▶ [TASK TO COMPLETE] List each line in which the string "течение" appears.

— BEGIN GIVEN RECORDS —

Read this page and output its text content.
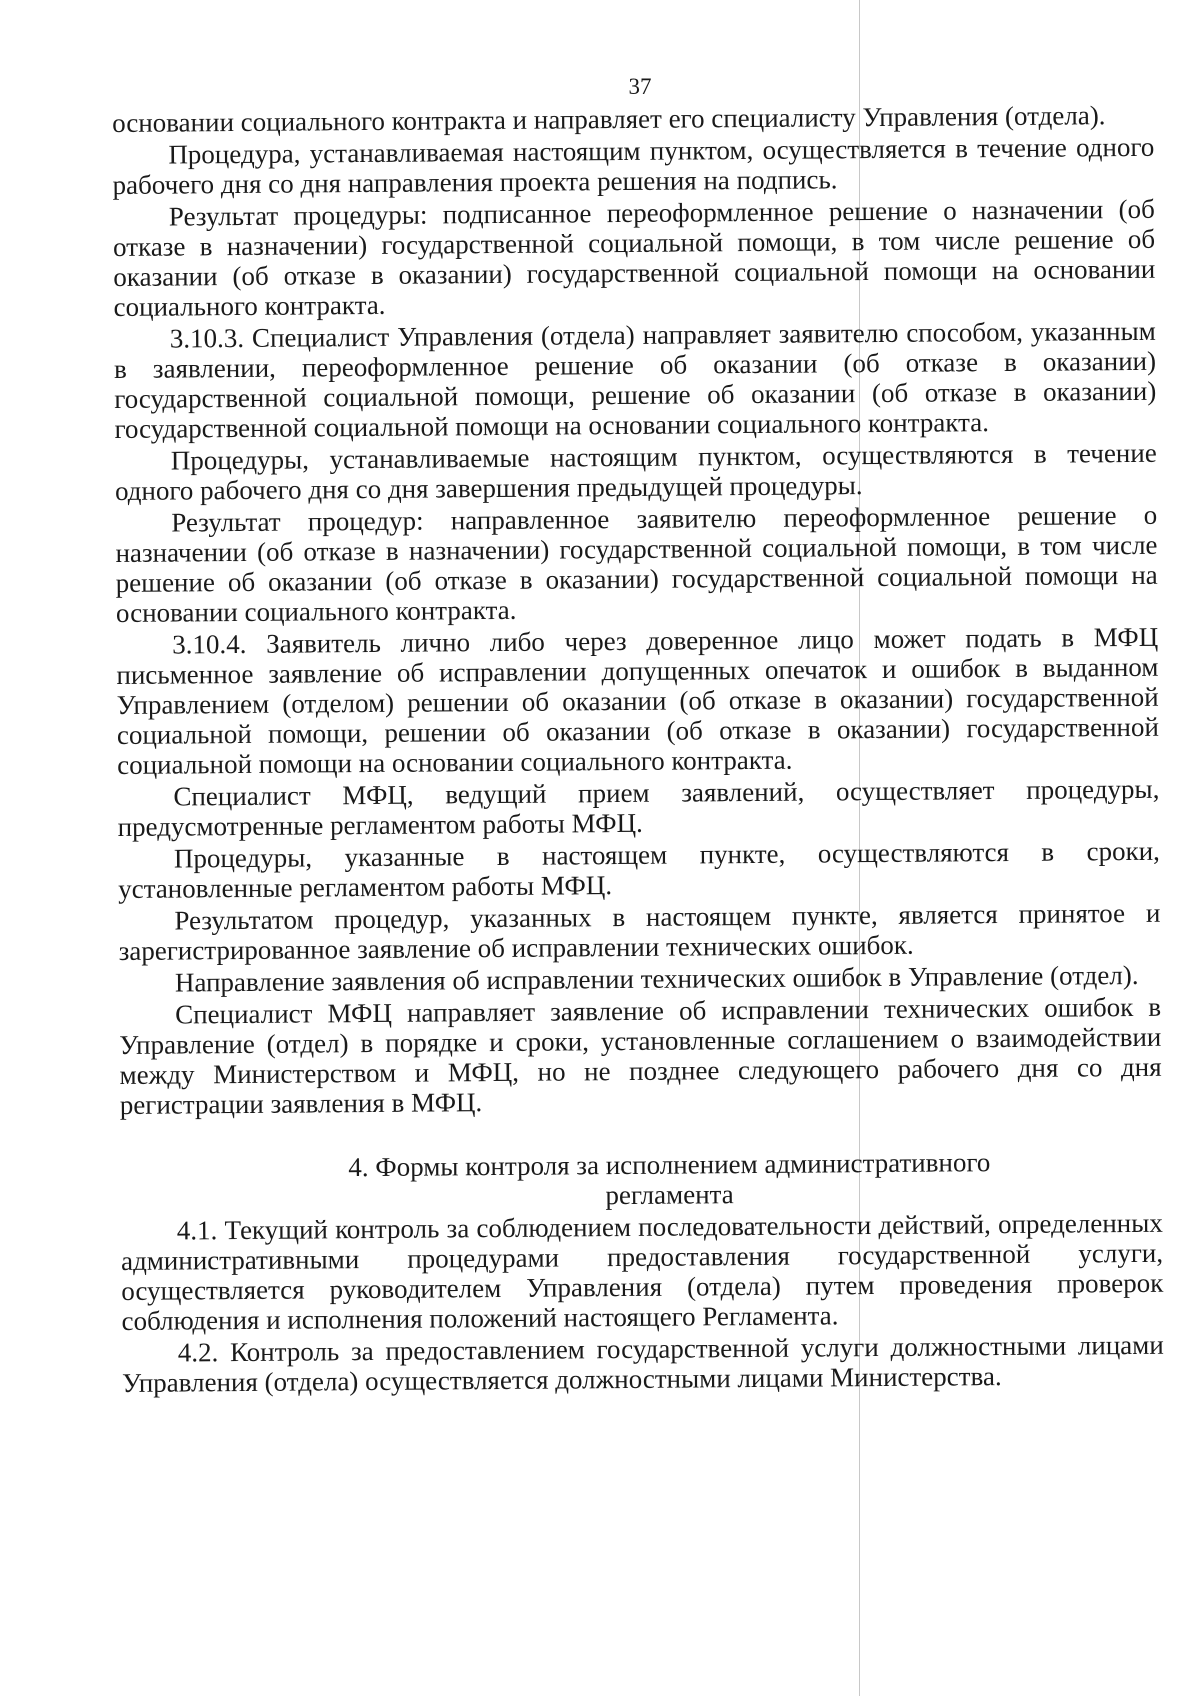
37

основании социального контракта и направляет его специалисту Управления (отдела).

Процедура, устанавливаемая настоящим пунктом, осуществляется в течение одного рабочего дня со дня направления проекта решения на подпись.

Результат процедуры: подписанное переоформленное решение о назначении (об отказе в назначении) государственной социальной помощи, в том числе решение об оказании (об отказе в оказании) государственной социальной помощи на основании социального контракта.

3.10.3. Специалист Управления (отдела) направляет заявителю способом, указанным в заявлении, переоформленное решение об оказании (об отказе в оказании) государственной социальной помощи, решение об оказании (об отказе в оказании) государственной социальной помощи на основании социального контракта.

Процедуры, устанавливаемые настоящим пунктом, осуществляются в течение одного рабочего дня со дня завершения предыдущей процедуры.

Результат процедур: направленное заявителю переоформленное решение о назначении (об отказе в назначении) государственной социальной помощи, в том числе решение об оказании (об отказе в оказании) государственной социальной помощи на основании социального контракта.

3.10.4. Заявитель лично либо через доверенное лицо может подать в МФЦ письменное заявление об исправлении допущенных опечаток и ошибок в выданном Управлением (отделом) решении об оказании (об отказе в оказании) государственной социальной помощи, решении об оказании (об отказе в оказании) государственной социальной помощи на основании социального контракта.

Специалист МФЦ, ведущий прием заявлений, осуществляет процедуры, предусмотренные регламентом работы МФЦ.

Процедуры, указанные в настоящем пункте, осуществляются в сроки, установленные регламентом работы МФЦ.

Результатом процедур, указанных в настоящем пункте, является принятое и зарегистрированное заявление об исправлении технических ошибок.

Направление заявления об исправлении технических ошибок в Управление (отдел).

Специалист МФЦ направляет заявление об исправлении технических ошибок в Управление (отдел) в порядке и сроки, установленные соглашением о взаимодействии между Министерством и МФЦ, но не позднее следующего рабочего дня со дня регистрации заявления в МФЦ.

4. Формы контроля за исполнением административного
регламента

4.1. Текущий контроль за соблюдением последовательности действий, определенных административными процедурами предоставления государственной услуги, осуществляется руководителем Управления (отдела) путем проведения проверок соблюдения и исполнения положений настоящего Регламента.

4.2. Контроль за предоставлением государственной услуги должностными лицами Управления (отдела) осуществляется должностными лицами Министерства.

— END GIVEN RECORDS —
— BEGIN GIVEN RECORDS —

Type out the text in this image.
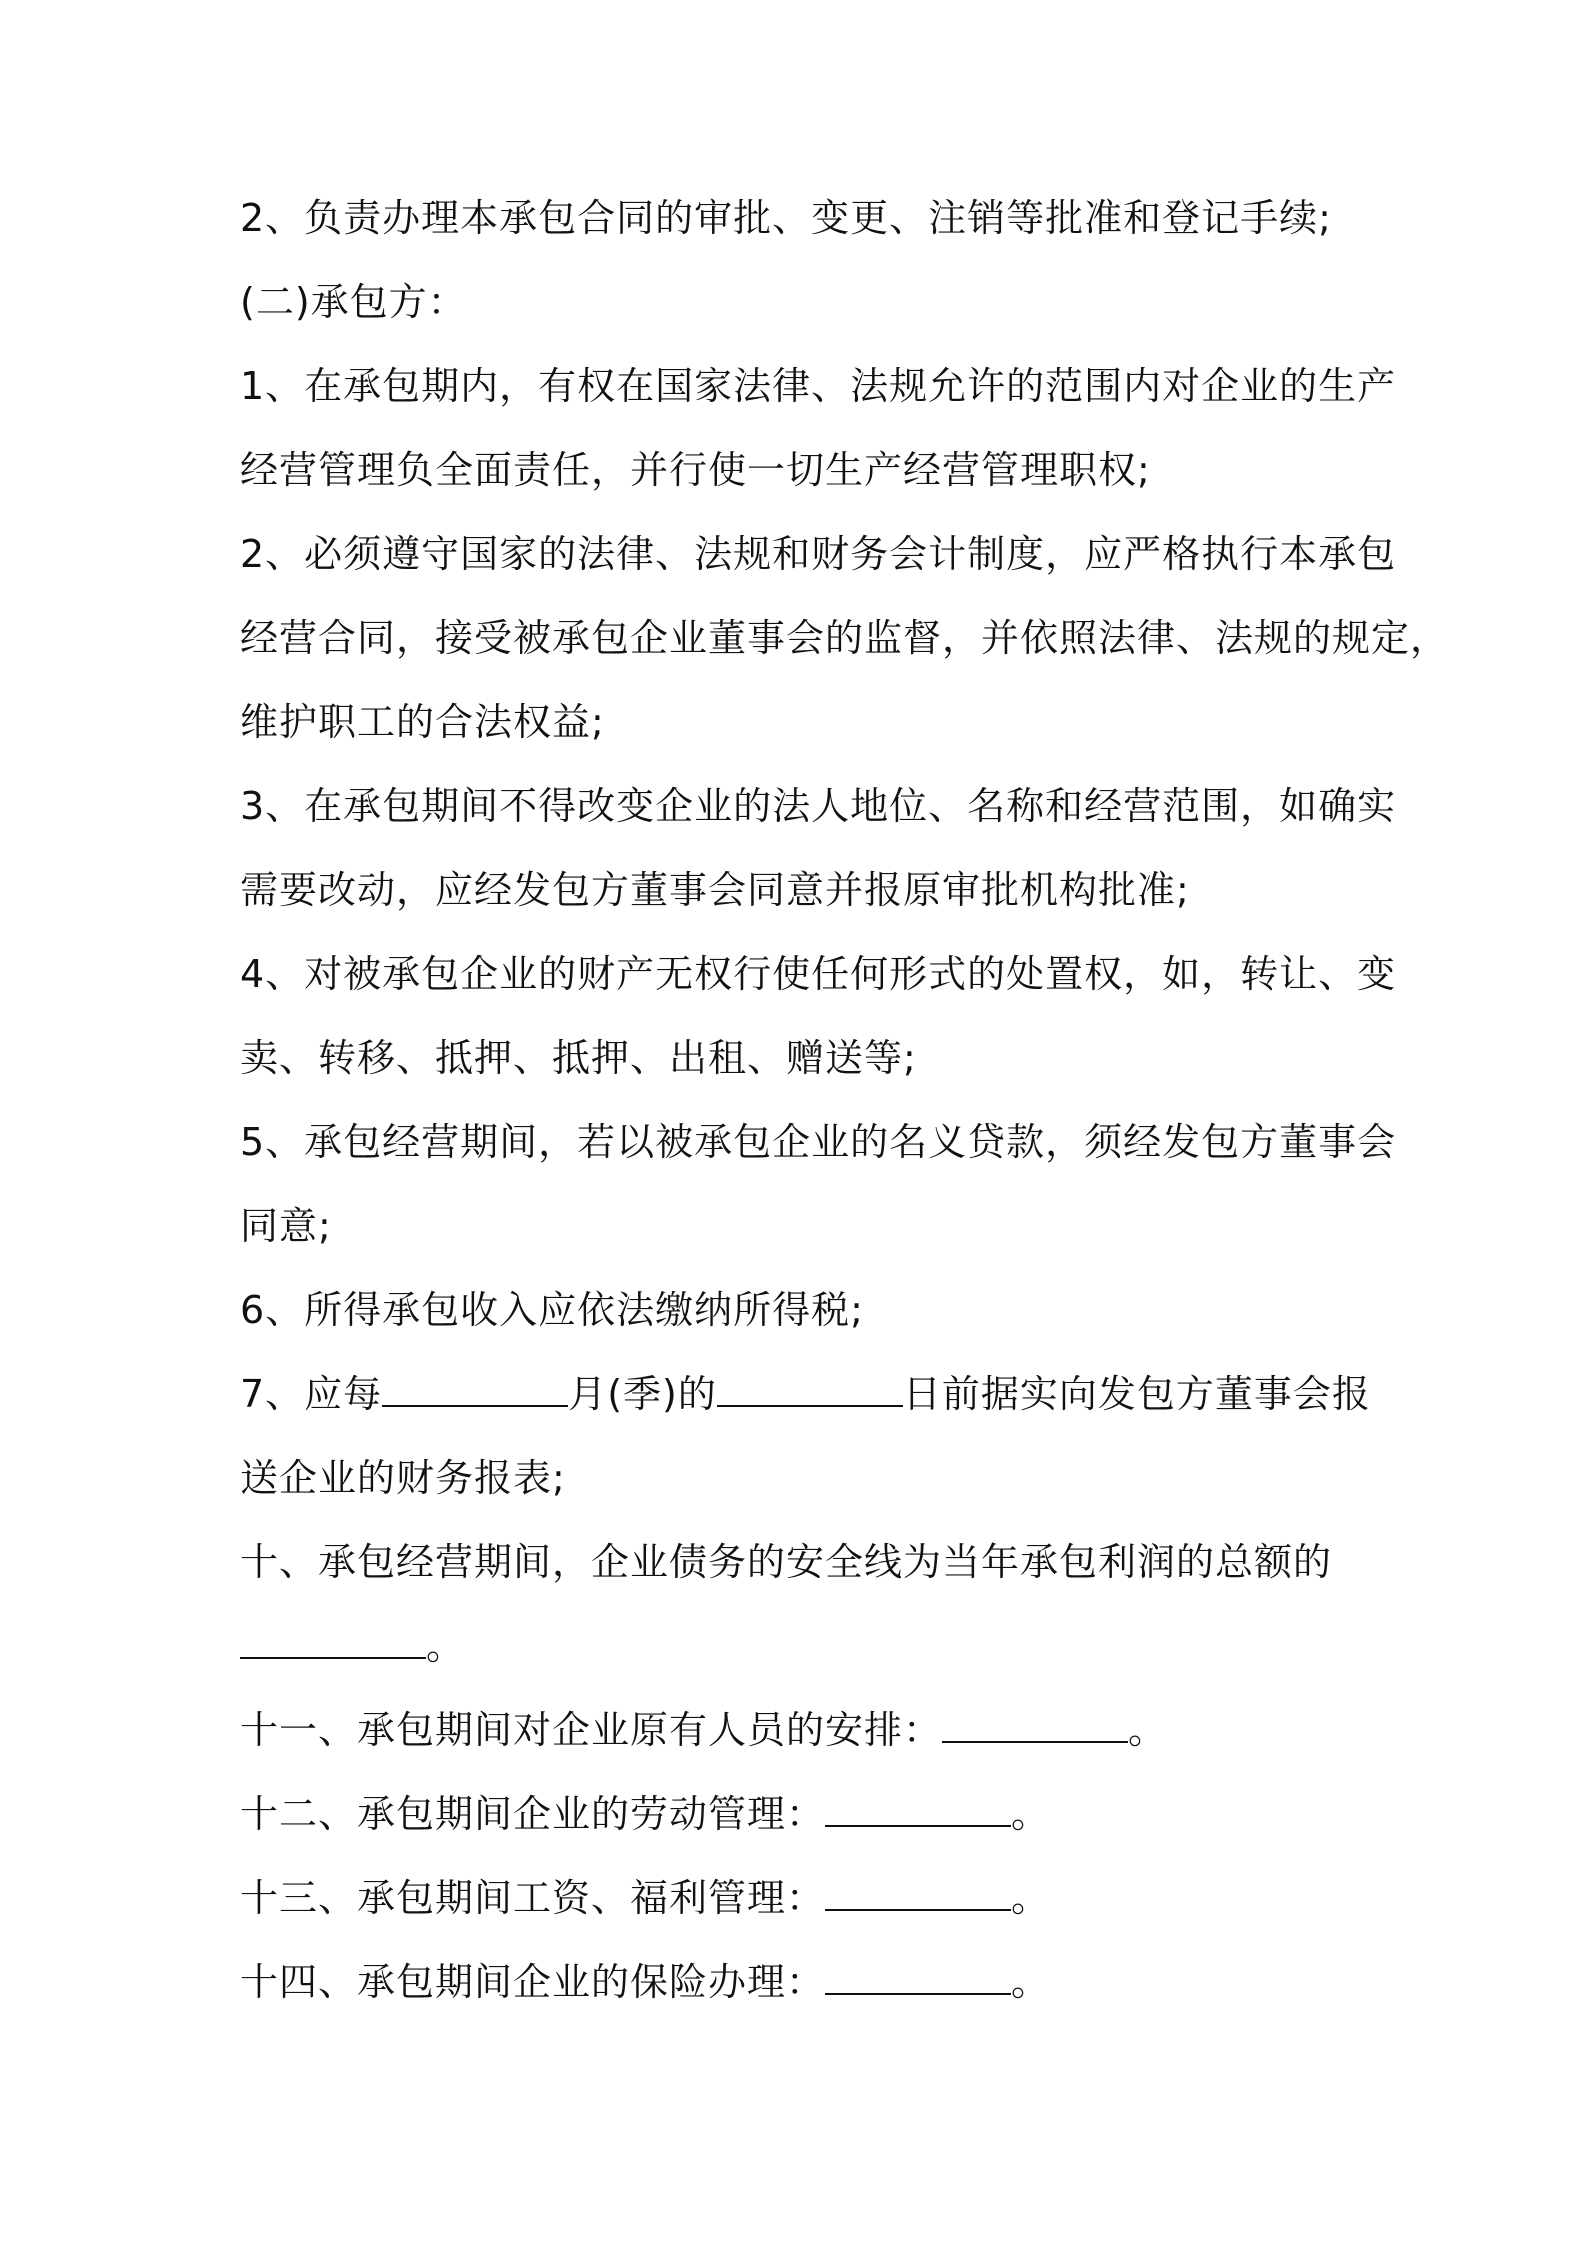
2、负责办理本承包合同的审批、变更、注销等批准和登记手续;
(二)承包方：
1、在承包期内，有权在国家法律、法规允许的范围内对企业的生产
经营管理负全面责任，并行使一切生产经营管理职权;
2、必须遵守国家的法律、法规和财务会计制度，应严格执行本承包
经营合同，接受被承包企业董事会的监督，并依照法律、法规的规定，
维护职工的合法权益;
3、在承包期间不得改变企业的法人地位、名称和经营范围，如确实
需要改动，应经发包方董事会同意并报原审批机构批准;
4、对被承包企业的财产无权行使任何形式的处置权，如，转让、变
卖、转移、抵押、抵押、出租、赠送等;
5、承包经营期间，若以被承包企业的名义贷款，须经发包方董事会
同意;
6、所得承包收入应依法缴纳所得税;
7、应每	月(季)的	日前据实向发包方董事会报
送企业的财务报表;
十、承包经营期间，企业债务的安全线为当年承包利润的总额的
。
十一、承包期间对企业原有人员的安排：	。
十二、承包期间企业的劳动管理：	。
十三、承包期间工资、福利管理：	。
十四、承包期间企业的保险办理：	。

— END GIVEN RECORDS —
— BEGIN GIVEN RECORDS —

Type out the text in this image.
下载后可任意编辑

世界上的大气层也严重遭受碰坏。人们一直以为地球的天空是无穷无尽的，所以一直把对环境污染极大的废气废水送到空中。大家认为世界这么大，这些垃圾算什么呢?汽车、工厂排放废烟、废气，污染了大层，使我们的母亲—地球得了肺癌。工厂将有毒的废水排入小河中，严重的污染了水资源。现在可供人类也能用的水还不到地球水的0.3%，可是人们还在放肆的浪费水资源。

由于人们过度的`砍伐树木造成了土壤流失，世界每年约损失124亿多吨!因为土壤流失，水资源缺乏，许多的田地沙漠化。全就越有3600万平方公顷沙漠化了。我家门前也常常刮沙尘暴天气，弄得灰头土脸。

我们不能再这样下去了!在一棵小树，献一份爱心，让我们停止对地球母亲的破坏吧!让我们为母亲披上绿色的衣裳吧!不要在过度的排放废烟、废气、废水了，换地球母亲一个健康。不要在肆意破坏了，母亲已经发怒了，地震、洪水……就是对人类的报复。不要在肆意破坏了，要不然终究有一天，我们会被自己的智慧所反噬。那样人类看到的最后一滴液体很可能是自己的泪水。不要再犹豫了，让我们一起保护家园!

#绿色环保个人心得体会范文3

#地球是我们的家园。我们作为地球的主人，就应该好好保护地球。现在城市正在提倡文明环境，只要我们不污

— END GIVEN RECORDS —

▶ [ANSWER TO THE EXERCISE]
Процедура, устанавливаемая настоящим пунктом, осуществляется в течение одного рабочего дня со дня направления проекта решения на подпись.
Процедуры, устанавливаемые настоящим пунктом, осуществляются в течение одного рабочего дня со дня завершения предыдущей процедуры.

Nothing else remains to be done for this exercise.